## What is being asked:
Copy each line below in which the string "大质量观" occurs.

-*-*-

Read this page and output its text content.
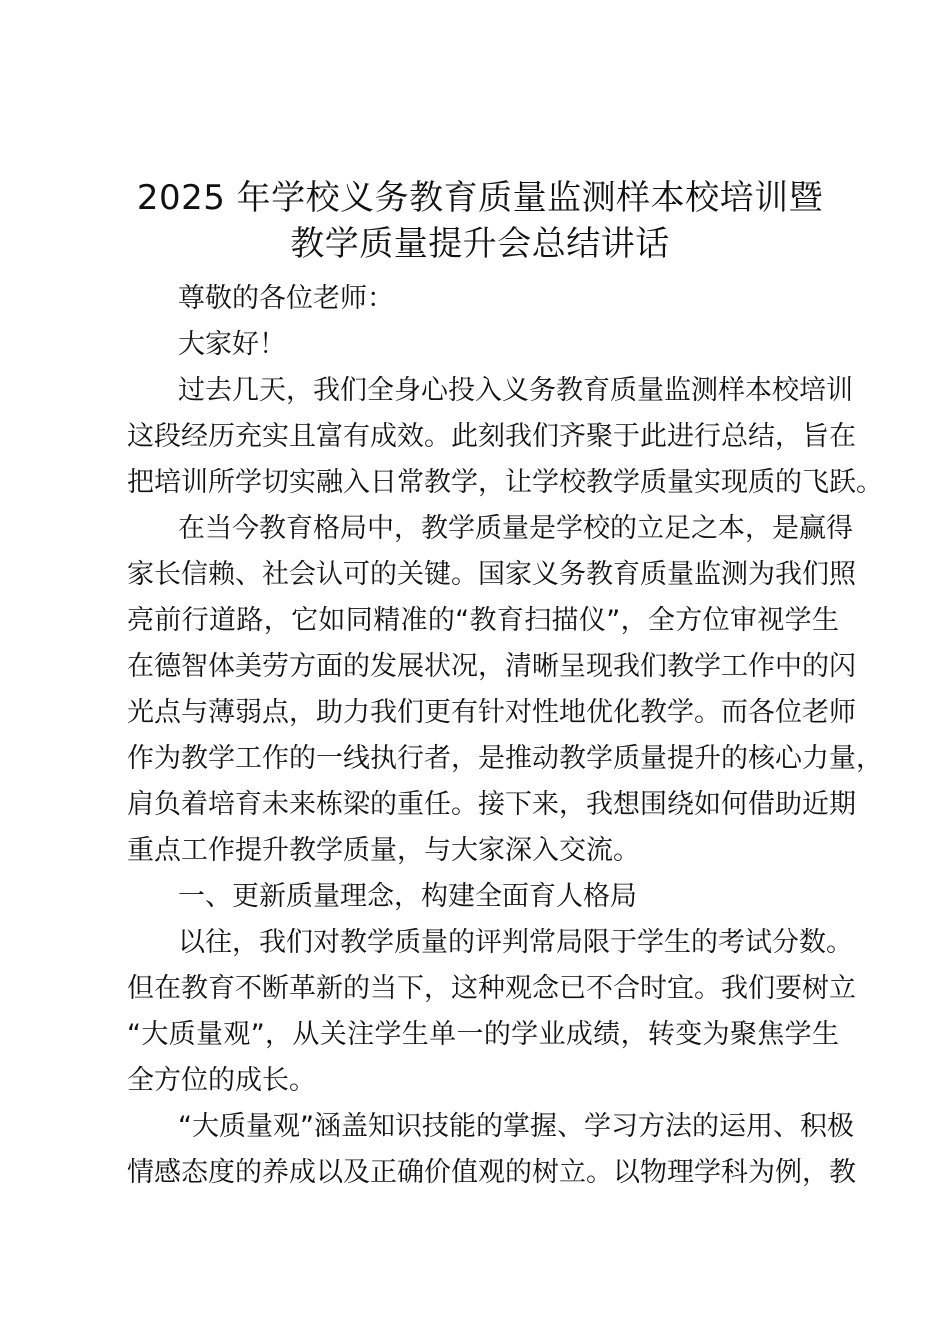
2025 年学校义务教育质量监测样本校培训暨
教学质量提升会总结讲话

尊敬的各位老师：

大家好！

过去几天，我们全身心投入义务教育质量监测样本校培训

这段经历充实且富有成效。此刻我们齐聚于此进行总结，旨在

把培训所学切实融入日常教学，让学校教学质量实现质的飞跃。

在当今教育格局中，教学质量是学校的立足之本，是赢得

家长信赖、社会认可的关键。国家义务教育质量监测为我们照

亮前行道路，它如同精准的“教育扫描仪”，全方位审视学生

在德智体美劳方面的发展状况，清晰呈现我们教学工作中的闪

光点与薄弱点，助力我们更有针对性地优化教学。而各位老师

作为教学工作的一线执行者，是推动教学质量提升的核心力量，

肩负着培育未来栋梁的重任。接下来，我想围绕如何借助近期

重点工作提升教学质量，与大家深入交流。

一、更新质量理念，构建全面育人格局

以往，我们对教学质量的评判常局限于学生的考试分数。

但在教育不断革新的当下，这种观念已不合时宜。我们要树立

“大质量观”，从关注学生单一的学业成绩，转变为聚焦学生

全方位的成长。

“大质量观”涵盖知识技能的掌握、学习方法的运用、积极

情感态度的养成以及正确价值观的树立。以物理学科为例，教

-*-*-

## Task result:
“大质量观”，从关注学生单一的学业成绩，转变为聚焦学生
“大质量观”涵盖知识技能的掌握、学习方法的运用、积极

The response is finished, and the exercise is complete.